··· RECORD EXCERPTS

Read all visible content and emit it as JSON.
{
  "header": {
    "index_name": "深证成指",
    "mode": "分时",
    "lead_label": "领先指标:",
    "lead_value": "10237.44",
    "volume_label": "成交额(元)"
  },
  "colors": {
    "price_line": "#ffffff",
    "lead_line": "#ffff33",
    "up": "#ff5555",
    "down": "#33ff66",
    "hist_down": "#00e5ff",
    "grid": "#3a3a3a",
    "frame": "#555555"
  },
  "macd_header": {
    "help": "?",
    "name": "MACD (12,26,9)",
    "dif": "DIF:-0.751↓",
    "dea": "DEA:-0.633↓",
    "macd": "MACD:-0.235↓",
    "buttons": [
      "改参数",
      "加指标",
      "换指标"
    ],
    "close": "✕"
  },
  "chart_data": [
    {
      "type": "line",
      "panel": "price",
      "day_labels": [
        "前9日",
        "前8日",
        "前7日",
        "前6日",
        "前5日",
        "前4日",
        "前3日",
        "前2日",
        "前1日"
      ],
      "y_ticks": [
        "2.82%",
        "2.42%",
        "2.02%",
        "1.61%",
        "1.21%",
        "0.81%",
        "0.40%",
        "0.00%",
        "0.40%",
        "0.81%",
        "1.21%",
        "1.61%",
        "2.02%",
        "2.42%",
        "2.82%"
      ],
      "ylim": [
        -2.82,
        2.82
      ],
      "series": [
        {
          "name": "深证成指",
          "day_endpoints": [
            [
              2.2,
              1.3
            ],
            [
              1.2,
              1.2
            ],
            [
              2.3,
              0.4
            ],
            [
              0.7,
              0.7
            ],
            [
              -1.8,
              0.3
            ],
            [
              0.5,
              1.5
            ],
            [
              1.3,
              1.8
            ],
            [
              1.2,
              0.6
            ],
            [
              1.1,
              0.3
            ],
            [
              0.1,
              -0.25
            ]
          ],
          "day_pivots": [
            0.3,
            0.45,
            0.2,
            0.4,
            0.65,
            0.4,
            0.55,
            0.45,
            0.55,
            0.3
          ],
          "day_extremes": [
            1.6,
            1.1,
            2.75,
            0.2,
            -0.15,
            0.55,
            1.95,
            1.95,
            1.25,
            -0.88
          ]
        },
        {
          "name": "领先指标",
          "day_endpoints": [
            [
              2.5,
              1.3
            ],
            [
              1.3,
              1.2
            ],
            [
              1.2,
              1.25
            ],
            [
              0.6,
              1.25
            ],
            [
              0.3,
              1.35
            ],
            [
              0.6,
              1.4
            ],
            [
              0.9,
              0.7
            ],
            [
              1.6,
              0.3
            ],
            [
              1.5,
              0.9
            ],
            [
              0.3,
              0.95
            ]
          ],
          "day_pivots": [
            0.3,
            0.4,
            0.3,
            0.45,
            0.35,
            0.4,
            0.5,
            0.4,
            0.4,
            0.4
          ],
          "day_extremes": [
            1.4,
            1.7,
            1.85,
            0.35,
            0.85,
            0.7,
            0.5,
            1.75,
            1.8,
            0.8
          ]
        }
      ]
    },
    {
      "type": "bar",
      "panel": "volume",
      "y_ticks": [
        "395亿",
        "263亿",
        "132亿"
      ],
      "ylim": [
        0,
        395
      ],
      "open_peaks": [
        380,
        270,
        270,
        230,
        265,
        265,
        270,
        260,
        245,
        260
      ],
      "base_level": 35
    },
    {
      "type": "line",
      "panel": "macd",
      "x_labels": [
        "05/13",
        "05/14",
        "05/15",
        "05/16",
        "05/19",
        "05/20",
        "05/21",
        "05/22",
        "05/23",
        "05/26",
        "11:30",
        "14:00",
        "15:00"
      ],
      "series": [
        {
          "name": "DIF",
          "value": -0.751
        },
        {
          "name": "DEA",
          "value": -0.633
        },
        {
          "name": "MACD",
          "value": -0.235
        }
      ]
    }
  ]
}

······

What do the records say? Quote them all exactly.

◆ WRITTEN RESPONSE ◆
Read all visible content and emit it as JSON.
{
  "header": {
    "index_name": "深证成指",
    "mode": "分时",
    "lead_label": "领先指标:",
    "lead_value": "10237.44",
    "volume_label": "成交额(元)"
  },
  "colors": {
    "price_line": "#ffffff",
    "lead_line": "#ffff33",
    "up": "#ff5555",
    "down": "#33ff66",
    "hist_down": "#00e5ff",
    "grid": "#3a3a3a",
    "frame": "#555555"
  },
  "macd_header": {
    "help": "?",
    "name": "MACD (12,26,9)",
    "dif": "DIF:-0.751↓",
    "dea": "DEA:-0.633↓",
    "macd": "MACD:-0.235↓",
    "buttons": [
      "改参数",
      "加指标",
      "换指标"
    ],
    "close": "✕"
  },
  "chart_data": [
    {
      "type": "line",
      "panel": "price",
      "day_labels": [
        "前9日",
        "前8日",
        "前7日",
        "前6日",
        "前5日",
        "前4日",
        "前3日",
        "前2日",
        "前1日"
      ],
      "y_ticks": [
        "2.82%",
        "2.42%",
        "2.02%",
        "1.61%",
        "1.21%",
        "0.81%",
        "0.40%",
        "0.00%",
        "0.40%",
        "0.81%",
        "1.21%",
        "1.61%",
        "2.02%",
        "2.42%",
        "2.82%"
      ],
      "ylim": [
        -2.82,
        2.82
      ],
      "series": [
        {
          "name": "深证成指",
          "day_endpoints": [
            [
              2.2,
              1.3
            ],
            [
              1.2,
              1.2
            ],
            [
              2.3,
              0.4
            ],
            [
              0.7,
              0.7
            ],
            [
              -1.8,
              0.3
            ],
            [
              0.5,
              1.5
            ],
            [
              1.3,
              1.8
            ],
            [
              1.2,
              0.6
            ],
            [
              1.1,
              0.3
            ],
            [
              0.1,
              -0.25
            ]
          ],
          "day_pivots": [
            0.3,
            0.45,
            0.2,
            0.4,
            0.65,
            0.4,
            0.55,
            0.45,
            0.55,
            0.3
          ],
          "day_extremes": [
            1.6,
            1.1,
            2.75,
            0.2,
            -0.15,
            0.55,
            1.95,
            1.95,
            1.25,
            -0.88
          ]
        },
        {
          "name": "领先指标",
          "day_endpoints": [
            [
              2.5,
              1.3
            ],
            [
              1.3,
              1.2
            ],
            [
              1.2,
              1.25
            ],
            [
              0.6,
              1.25
            ],
            [
              0.3,
              1.35
            ],
            [
              0.6,
              1.4
            ],
            [
              0.9,
              0.7
            ],
            [
              1.6,
              0.3
            ],
            [
              1.5,
              0.9
            ],
            [
              0.3,
              0.95
            ]
          ],
          "day_pivots": [
            0.3,
            0.4,
            0.3,
            0.45,
            0.35,
            0.4,
            0.5,
            0.4,
            0.4,
            0.4
          ],
          "day_extremes": [
            1.4,
            1.7,
            1.85,
            0.35,
            0.85,
            0.7,
            0.5,
            1.75,
            1.8,
            0.8
          ]
        }
      ]
    },
    {
      "type": "bar",
      "panel": "volume",
      "y_ticks": [
        "395亿",
        "263亿",
        "132亿"
      ],
      "ylim": [
        0,
        395
      ],
      "open_peaks": [
        380,
        270,
        270,
        230,
        265,
        265,
        270,
        260,
        245,
        260
      ],
      "base_level": 35
    },
    {
      "type": "line",
      "panel": "macd",
      "x_labels": [
        "05/13",
        "05/14",
        "05/15",
        "05/16",
        "05/19",
        "05/20",
        "05/21",
        "05/22",
        "05/23",
        "05/26",
        "11:30",
        "14:00",
        "15:00"
      ],
      "series": [
        {
          "name": "DIF",
          "value": -0.751
        },
        {
          "name": "DEA",
          "value": -0.633
        },
        {
          "name": "MACD",
          "value": -0.235
        }
      ]
    }
  ]
}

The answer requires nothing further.